Source document:
Of many great productions of Beckett this year this staging of Rough for Theatre One lingers the most. Beckett's plays were initially resonant with a post-World War II audience but director Sarah Jane Scaife and actor Raymond Keane continue to locate the devastation of his work in modern Dublin. Having previously used Act Without Words II to portray homelessness and addiction, this presentation of Beckett's sketch about a cripple and blind violinist expands the idea to include all of us. I'll never forget Trevor Knight's blind man pausing to listen futilely for the treasured strains of a harp. It sums up the heavy loss of Irish symbols and heroism that this production evoked, with Beckett's characters now resembling those left the furthest behind.





The timing couldn't have been better for playwright/journalist Colin Murphy, whose docudrama about the 2008 Bank Guarantee premiered the same week as the release of the infamous Anglo Tapes. It turned Guaranteed! into a hot ticket. Dramatically it worked well: the story of how a tiny bank brought an entire financial system to the brink of destruction. Smartly executed with some slick turns from Caitríona Ní Mhurchú and Peter Daly. I rate it highly here because of its strong connection with audiences, who sighed with disgust and laughed at Anglo's sum figures. Guaranteed! also marks a significant exploration of the recent crisis and an attempt to explain how we've arrived at where we are. 





Up until three weeks ago I would have had the Gate's production of The Threepenny Opera figured as the year's highlight in musical theatre. But then Ronan Phelan's staging of Stephen Sondheim's Assassins for Rough Magic, marking his end in their SEEDS artist development scheme, unravelled a society of inequality that Wayne Jordan's glossy production of Brecht quite didn't. This madcap musical reveals the men and women who ever attempted to assassinate a US President as sufferers of American opportunism. It was excellently cast with grounded performances from Raymond Scannell and Shane O'Reilly, and some of the best comedy of the year from Clare Barrett and Paul Curley. Sure it didn't have the polish of Threepenny or even stronger singers but it was tunefully twisted. 




This duet from dance theatre company CoisCéim seemed to fly under the radar earlier this year but, deservedly, it'll be touring next Spring. In David Bolger's production about missing people in Ireland, gestures instilled the pain of separation and the struggle of keeping hope. Softly performed by Emma O'Kane and Tom Pritchard, you can't help but feel a sense of loss catch up with you as you watch. It turns into a kind of dance vigil, keeping the missing alive in our thoughts. O'Kane gives the most beautiful dance solo I've ever seen, and when Tom Pritchard extends his arms you'd almost wish some absent soul would fall into them.

What is expected:
Answer these from the theatre reviews:
(a) Which actor played the blind man in Rough for Theatre One?
(b) What event is the subject of Colin Murphy's docudrama?
(c) Who performed the CoisCéim duet?
The entries are unrelated to the theatre reviews.

[Bounding box entries]
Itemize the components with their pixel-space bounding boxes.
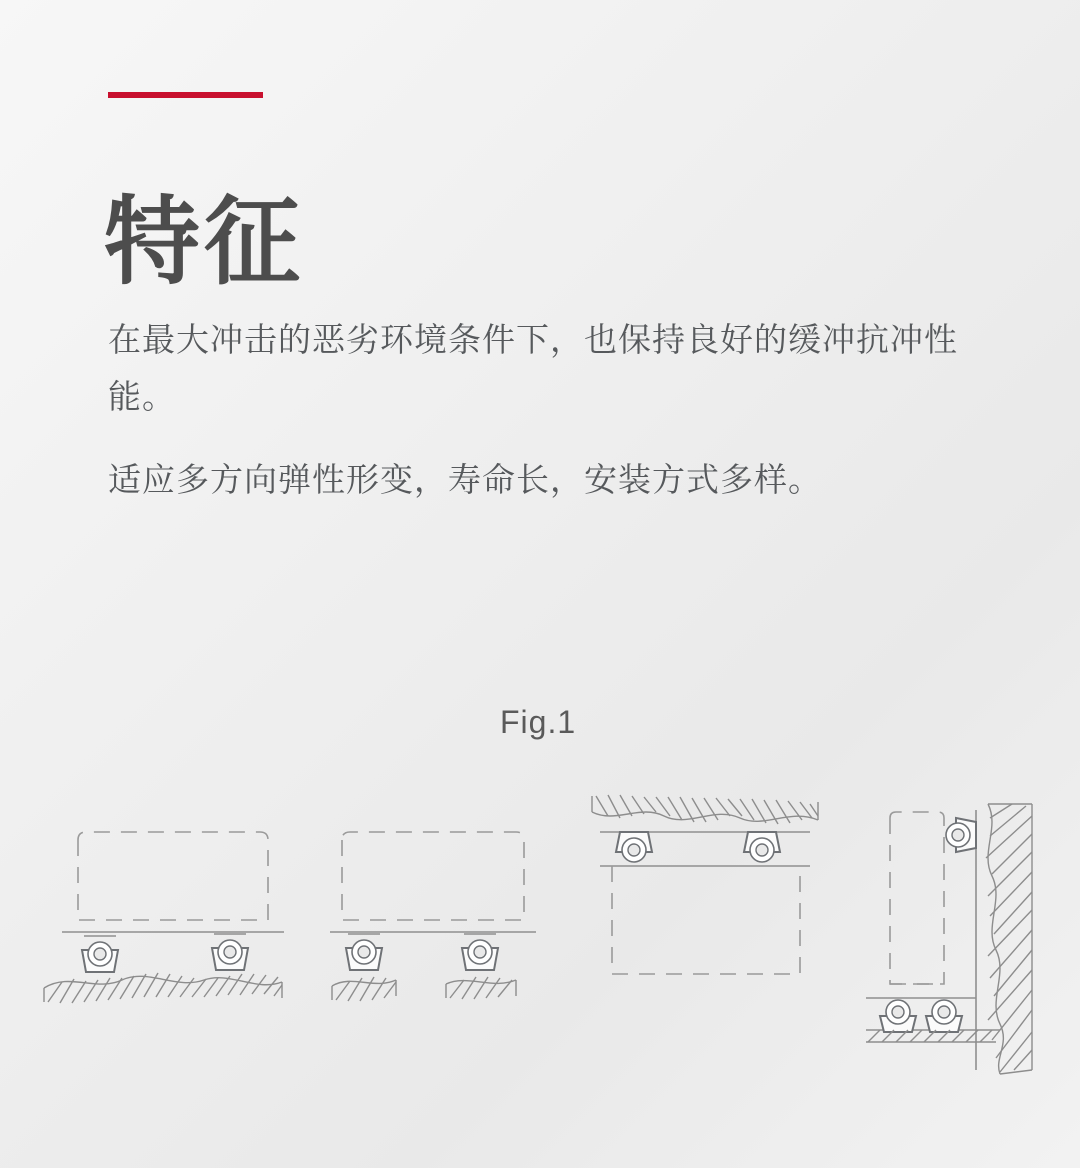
mount-element (744, 832, 780, 862)
diagram-variant-bottom-mount-on-uneven-surface (44, 832, 284, 1003)
accent-rule-divider (108, 92, 263, 98)
page-title: 特征 (104, 189, 304, 297)
diagram-variant-side-wall-and-floor-mount (866, 804, 1032, 1074)
mount-element (616, 832, 652, 862)
mount-element (926, 1000, 962, 1032)
diagram-variant-bottom-mount-on-split-surface (330, 832, 536, 1001)
feature-paragraph-2: 适应多方向弹性形变，寿命长，安装方式多样。 (108, 460, 822, 498)
mount-element (946, 818, 976, 852)
mount-element (462, 934, 498, 970)
diagram-variant-top-hanging-mount (592, 795, 818, 974)
mount-element (82, 936, 118, 972)
feature-paragraph-1: 在最大冲击的恶劣环境条件下，也保持良好的缓冲抗冲性能。 (108, 321, 958, 415)
figure-block (0, 690, 1080, 1110)
mounting-orientation-diagram (0, 740, 1080, 1110)
mount-element (212, 934, 248, 970)
figure-caption: Fig.1 (500, 704, 577, 740)
feature-description (108, 312, 1018, 508)
mount-element (880, 1000, 916, 1032)
mount-element (346, 934, 382, 970)
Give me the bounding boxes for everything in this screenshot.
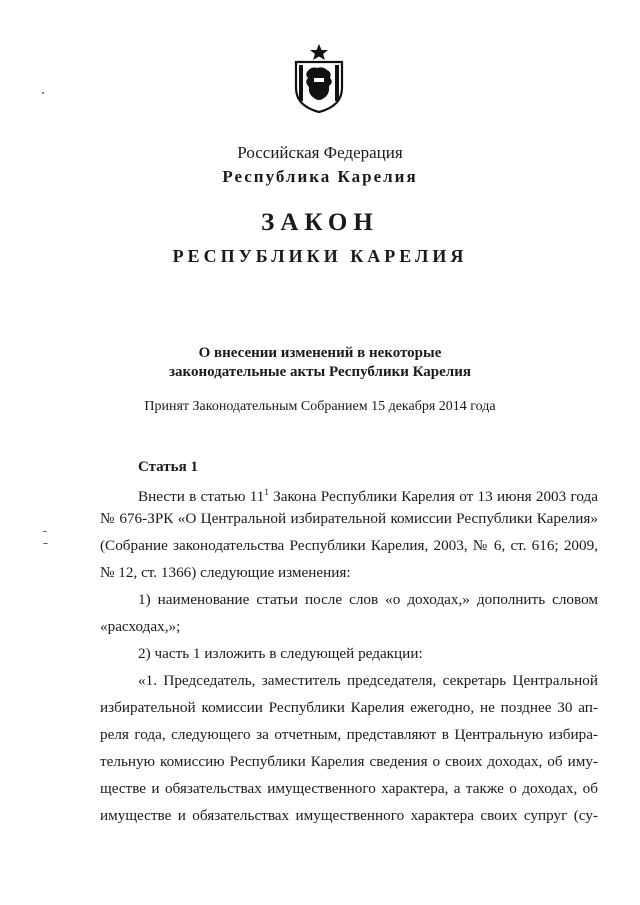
law-title: ЗАКОН — [261, 209, 379, 236]
article-line: 2) часть 1 изложить в следующей редакции: — [138, 645, 423, 662]
article-line: № 676-ЗРК «О Центральной избирательной комиссии Республики Карелия» — [100, 510, 598, 527]
article-line: избирательной комиссии Республики Карелия ежегодно, не позднее 30 ап- — [100, 699, 598, 716]
article-heading: Статья 1 — [138, 459, 198, 475]
article-line: ществе и обязательствах имущественного характера, а также о доходах, об — [100, 780, 598, 797]
coat-of-arms-icon — [290, 42, 348, 114]
article-line: 1) наименование статьи после слов «о доходах,» дополнить словом — [138, 591, 598, 608]
scan-speck — [43, 543, 48, 544]
article-line: реля года, следующего за отчетным, представляют в Центральную избира- — [100, 726, 598, 743]
article-line: «1. Председатель, заместитель председателя, секретарь Центральной — [138, 672, 598, 689]
republic-name: Республика Карелия — [222, 167, 418, 186]
scan-speck — [42, 92, 44, 94]
law-subtitle: РЕСПУБЛИКИ КАРЕЛИЯ — [172, 246, 468, 266]
article-line: № 12, ст. 1366) следующие изменения: — [100, 564, 351, 581]
article-line: имуществе и обязательствах имущественного характера своих супруг (су- — [100, 807, 598, 824]
law-subject-line-1: О внесении изменений в некоторые — [198, 345, 442, 361]
article-line: тельную комиссию Республики Карелия сведения о своих доходах, об иму- — [100, 753, 598, 770]
law-subject — [0, 344, 640, 382]
scan-speck — [43, 531, 47, 532]
article-line: «расходах,»; — [100, 618, 181, 635]
adoption-note: Принят Законодательным Собранием 15 декабря 2014 года — [144, 399, 496, 414]
federation-name: Российская Федерация — [237, 143, 403, 162]
law-subject-line-2: законодательные акты Республики Карелия — [169, 364, 471, 380]
article-line: Внести в статью $11^1$ Закона Республики Карелия от 13 июня 2003 года — [138, 487, 598, 505]
article-line: (Собрание законодательства Республики Карелия, 2003, № 6, ст. 616; 2009, — [100, 537, 598, 554]
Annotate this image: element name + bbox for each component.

Reply:
(a) Trevor Knight
(b) The 2008 Bank Guarantee
(c) Emma O'Kane and Tom Pritchard